BEGIN RECORDED INFORMATION

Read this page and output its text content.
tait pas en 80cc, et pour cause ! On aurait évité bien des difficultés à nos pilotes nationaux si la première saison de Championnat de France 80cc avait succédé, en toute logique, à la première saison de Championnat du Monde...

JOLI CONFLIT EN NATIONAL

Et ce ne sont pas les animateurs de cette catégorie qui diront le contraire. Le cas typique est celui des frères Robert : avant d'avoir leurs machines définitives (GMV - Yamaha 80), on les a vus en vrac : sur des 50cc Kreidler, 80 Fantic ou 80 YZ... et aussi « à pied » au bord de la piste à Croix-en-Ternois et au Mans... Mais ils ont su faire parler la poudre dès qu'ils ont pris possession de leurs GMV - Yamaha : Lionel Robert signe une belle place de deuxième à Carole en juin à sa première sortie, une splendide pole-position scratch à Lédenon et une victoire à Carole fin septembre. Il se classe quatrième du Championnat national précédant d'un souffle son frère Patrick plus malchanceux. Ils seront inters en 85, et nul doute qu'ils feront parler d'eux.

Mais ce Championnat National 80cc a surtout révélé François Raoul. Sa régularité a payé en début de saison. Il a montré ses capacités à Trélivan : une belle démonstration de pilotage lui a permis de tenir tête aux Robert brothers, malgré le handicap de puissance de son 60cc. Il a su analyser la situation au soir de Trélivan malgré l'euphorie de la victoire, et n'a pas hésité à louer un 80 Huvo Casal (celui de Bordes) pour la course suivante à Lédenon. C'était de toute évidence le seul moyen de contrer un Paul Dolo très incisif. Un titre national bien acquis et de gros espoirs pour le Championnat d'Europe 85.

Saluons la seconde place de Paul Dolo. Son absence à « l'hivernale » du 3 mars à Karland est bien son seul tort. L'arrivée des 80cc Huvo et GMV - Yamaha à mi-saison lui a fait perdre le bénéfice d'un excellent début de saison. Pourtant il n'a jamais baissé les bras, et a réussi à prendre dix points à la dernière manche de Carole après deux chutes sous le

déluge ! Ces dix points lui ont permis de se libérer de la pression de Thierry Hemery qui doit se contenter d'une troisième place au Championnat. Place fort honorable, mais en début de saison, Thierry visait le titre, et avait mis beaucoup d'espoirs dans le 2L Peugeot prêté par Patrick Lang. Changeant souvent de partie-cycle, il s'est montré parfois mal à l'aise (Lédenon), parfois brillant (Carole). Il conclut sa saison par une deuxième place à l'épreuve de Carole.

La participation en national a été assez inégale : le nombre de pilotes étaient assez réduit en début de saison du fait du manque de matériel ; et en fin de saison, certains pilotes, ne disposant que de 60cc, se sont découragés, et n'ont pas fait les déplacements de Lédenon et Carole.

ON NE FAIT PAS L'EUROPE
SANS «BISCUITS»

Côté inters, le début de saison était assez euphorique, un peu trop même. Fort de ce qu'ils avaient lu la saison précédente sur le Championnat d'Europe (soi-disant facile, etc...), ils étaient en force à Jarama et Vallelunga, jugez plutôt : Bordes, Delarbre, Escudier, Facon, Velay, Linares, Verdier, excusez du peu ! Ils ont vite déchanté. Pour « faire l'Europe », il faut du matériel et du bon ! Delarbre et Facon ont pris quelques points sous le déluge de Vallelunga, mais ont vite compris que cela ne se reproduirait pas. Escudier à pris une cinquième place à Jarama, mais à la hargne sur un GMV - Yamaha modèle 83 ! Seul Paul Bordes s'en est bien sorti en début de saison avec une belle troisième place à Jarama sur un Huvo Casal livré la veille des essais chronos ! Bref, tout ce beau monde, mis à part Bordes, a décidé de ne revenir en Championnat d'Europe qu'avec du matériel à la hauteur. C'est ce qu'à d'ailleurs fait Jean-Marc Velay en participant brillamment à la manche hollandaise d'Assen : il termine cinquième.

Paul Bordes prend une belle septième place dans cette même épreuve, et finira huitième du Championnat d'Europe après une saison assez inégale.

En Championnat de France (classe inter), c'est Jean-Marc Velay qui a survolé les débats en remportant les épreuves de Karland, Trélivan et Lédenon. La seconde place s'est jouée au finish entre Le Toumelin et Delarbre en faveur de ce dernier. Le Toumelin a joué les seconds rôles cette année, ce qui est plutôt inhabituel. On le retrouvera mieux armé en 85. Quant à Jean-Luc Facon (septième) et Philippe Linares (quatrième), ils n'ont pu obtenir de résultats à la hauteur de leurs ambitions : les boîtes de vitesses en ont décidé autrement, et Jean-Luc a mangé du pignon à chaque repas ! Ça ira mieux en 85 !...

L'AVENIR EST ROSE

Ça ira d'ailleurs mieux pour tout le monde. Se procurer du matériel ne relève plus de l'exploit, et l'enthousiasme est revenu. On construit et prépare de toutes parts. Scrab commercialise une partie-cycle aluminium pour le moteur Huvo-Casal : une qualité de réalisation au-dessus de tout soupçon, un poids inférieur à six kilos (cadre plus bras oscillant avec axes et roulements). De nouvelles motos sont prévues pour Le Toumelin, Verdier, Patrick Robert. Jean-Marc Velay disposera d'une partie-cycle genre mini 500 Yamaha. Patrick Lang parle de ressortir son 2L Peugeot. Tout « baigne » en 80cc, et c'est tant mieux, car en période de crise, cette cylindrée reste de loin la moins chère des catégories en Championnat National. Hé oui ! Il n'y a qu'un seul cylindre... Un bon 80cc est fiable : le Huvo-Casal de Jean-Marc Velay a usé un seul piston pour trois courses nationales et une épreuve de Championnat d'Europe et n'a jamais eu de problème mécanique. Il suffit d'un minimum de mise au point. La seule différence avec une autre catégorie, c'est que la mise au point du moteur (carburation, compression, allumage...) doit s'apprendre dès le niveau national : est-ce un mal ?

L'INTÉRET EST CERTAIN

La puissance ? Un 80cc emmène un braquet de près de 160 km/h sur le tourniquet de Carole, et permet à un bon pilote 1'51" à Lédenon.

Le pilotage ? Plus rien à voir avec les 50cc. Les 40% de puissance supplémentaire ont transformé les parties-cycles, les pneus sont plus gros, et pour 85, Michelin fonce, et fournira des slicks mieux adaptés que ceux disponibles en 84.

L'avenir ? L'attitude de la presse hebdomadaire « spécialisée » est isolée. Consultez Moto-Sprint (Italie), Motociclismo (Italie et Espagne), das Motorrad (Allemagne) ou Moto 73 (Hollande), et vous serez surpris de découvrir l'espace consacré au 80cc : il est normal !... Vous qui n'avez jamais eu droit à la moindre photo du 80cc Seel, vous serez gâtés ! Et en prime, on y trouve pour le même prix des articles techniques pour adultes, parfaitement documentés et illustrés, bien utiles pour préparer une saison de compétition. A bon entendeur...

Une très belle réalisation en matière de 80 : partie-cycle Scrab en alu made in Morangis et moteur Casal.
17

END RECORDED INFORMATION

GIVEN EXERCISE:
Work out the number of lines in this listing that include the word "deuxième". Reply with that number only.

ANSWER BELOW:
2